WHAT IS ASKED
Below are records to be output exactly, every one of them.

GIVEN DATA

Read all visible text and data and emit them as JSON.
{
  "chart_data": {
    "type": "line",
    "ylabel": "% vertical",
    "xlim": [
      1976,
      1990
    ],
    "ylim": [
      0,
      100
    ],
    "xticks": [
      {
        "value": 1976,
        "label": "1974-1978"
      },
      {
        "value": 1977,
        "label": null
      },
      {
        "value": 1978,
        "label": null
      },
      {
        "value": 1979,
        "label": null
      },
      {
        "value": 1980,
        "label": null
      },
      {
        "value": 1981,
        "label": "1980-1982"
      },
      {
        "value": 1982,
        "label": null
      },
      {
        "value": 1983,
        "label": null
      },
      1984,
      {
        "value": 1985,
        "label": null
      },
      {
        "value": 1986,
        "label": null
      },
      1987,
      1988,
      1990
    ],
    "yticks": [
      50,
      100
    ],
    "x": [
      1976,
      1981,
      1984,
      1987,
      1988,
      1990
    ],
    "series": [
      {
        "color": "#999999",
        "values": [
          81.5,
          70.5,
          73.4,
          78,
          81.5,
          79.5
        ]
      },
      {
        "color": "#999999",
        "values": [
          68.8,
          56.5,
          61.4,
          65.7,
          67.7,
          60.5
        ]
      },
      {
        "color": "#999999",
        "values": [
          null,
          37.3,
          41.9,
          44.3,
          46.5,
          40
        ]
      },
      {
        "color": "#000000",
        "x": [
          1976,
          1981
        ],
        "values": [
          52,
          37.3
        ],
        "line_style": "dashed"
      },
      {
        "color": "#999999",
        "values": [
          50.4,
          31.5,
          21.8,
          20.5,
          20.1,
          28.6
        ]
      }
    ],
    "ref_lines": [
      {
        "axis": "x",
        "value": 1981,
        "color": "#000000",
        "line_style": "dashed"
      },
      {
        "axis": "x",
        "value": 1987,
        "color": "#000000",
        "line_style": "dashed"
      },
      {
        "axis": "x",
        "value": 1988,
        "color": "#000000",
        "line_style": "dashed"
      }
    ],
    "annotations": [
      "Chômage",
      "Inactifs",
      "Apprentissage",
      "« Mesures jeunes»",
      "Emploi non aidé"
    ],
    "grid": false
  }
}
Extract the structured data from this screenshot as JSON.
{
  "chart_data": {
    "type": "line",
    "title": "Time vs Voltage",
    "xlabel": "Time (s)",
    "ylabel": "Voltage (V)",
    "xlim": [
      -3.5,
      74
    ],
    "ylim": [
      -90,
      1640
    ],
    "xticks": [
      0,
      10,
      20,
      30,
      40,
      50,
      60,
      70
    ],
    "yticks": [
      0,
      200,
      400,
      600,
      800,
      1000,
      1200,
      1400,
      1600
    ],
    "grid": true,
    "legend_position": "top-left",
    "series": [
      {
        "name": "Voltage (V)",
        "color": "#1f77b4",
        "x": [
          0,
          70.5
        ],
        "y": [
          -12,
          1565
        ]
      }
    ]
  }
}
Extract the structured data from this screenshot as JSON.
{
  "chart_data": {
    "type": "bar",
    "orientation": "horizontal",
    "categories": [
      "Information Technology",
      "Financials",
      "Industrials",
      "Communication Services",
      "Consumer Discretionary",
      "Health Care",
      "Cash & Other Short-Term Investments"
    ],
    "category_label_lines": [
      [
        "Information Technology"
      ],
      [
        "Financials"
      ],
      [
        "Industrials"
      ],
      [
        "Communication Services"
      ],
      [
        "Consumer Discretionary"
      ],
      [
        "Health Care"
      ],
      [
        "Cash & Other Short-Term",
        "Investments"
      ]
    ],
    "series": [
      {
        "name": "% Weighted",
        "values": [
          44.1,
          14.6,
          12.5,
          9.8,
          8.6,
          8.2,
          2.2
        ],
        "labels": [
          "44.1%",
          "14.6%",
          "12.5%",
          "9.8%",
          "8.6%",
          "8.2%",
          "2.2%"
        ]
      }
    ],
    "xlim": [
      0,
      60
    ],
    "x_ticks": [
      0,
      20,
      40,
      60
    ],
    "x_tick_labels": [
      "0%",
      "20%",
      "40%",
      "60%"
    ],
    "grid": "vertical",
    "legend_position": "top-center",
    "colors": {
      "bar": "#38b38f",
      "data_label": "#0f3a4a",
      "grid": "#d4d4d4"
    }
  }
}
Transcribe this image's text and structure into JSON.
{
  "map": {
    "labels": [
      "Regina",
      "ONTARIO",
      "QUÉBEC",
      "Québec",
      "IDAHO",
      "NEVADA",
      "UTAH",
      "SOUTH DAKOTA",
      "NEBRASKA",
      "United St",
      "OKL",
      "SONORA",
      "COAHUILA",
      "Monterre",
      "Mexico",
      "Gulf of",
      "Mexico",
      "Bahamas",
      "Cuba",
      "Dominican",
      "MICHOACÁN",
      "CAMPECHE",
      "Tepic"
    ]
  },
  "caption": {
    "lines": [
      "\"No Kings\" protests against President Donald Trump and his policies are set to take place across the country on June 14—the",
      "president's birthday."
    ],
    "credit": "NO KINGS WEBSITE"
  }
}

FINISHED ANSWER
Read all visible text and data and emit them as JSON.
{
  "chart_data": {
    "type": "line",
    "ylabel": "% vertical",
    "xlim": [
      1976,
      1990
    ],
    "ylim": [
      0,
      100
    ],
    "xticks": [
      {
        "value": 1976,
        "label": "1974-1978"
      },
      {
        "value": 1977,
        "label": null
      },
      {
        "value": 1978,
        "label": null
      },
      {
        "value": 1979,
        "label": null
      },
      {
        "value": 1980,
        "label": null
      },
      {
        "value": 1981,
        "label": "1980-1982"
      },
      {
        "value": 1982,
        "label": null
      },
      {
        "value": 1983,
        "label": null
      },
      1984,
      {
        "value": 1985,
        "label": null
      },
      {
        "value": 1986,
        "label": null
      },
      1987,
      1988,
      1990
    ],
    "yticks": [
      50,
      100
    ],
    "x": [
      1976,
      1981,
      1984,
      1987,
      1988,
      1990
    ],
    "series": [
      {
        "color": "#999999",
        "values": [
          81.5,
          70.5,
          73.4,
          78,
          81.5,
          79.5
        ]
      },
      {
        "color": "#999999",
        "values": [
          68.8,
          56.5,
          61.4,
          65.7,
          67.7,
          60.5
        ]
      },
      {
        "color": "#999999",
        "values": [
          null,
          37.3,
          41.9,
          44.3,
          46.5,
          40
        ]
      },
      {
        "color": "#000000",
        "x": [
          1976,
          1981
        ],
        "values": [
          52,
          37.3
        ],
        "line_style": "dashed"
      },
      {
        "color": "#999999",
        "values": [
          50.4,
          31.5,
          21.8,
          20.5,
          20.1,
          28.6
        ]
      }
    ],
    "ref_lines": [
      {
        "axis": "x",
        "value": 1981,
        "color": "#000000",
        "line_style": "dashed"
      },
      {
        "axis": "x",
        "value": 1987,
        "color": "#000000",
        "line_style": "dashed"
      },
      {
        "axis": "x",
        "value": 1988,
        "color": "#000000",
        "line_style": "dashed"
      }
    ],
    "annotations": [
      "Chômage",
      "Inactifs",
      "Apprentissage",
      "« Mesures jeunes»",
      "Emploi non aidé"
    ],
    "grid": false
  }
}
Extract the structured data from this screenshot as JSON.
{
  "chart_data": {
    "type": "line",
    "title": "Time vs Voltage",
    "xlabel": "Time (s)",
    "ylabel": "Voltage (V)",
    "xlim": [
      -3.5,
      74
    ],
    "ylim": [
      -90,
      1640
    ],
    "xticks": [
      0,
      10,
      20,
      30,
      40,
      50,
      60,
      70
    ],
    "yticks": [
      0,
      200,
      400,
      600,
      800,
      1000,
      1200,
      1400,
      1600
    ],
    "grid": true,
    "legend_position": "top-left",
    "series": [
      {
        "name": "Voltage (V)",
        "color": "#1f77b4",
        "x": [
          0,
          70.5
        ],
        "y": [
          -12,
          1565
        ]
      }
    ]
  }
}
Extract the structured data from this screenshot as JSON.
{
  "chart_data": {
    "type": "bar",
    "orientation": "horizontal",
    "categories": [
      "Information Technology",
      "Financials",
      "Industrials",
      "Communication Services",
      "Consumer Discretionary",
      "Health Care",
      "Cash & Other Short-Term Investments"
    ],
    "category_label_lines": [
      [
        "Information Technology"
      ],
      [
        "Financials"
      ],
      [
        "Industrials"
      ],
      [
        "Communication Services"
      ],
      [
        "Consumer Discretionary"
      ],
      [
        "Health Care"
      ],
      [
        "Cash & Other Short-Term",
        "Investments"
      ]
    ],
    "series": [
      {
        "name": "% Weighted",
        "values": [
          44.1,
          14.6,
          12.5,
          9.8,
          8.6,
          8.2,
          2.2
        ],
        "labels": [
          "44.1%",
          "14.6%",
          "12.5%",
          "9.8%",
          "8.6%",
          "8.2%",
          "2.2%"
        ]
      }
    ],
    "xlim": [
      0,
      60
    ],
    "x_ticks": [
      0,
      20,
      40,
      60
    ],
    "x_tick_labels": [
      "0%",
      "20%",
      "40%",
      "60%"
    ],
    "grid": "vertical",
    "legend_position": "top-center",
    "colors": {
      "bar": "#38b38f",
      "data_label": "#0f3a4a",
      "grid": "#d4d4d4"
    }
  }
}
Transcribe this image's text and structure into JSON.
{
  "map": {
    "labels": [
      "Regina",
      "ONTARIO",
      "QUÉBEC",
      "Québec",
      "IDAHO",
      "NEVADA",
      "UTAH",
      "SOUTH DAKOTA",
      "NEBRASKA",
      "United St",
      "OKL",
      "SONORA",
      "COAHUILA",
      "Monterre",
      "Mexico",
      "Gulf of",
      "Mexico",
      "Bahamas",
      "Cuba",
      "Dominican",
      "MICHOACÁN",
      "CAMPECHE",
      "Tepic"
    ]
  },
  "caption": {
    "lines": [
      "\"No Kings\" protests against President Donald Trump and his policies are set to take place across the country on June 14—the",
      "president's birthday."
    ],
    "credit": "NO KINGS WEBSITE"
  }
}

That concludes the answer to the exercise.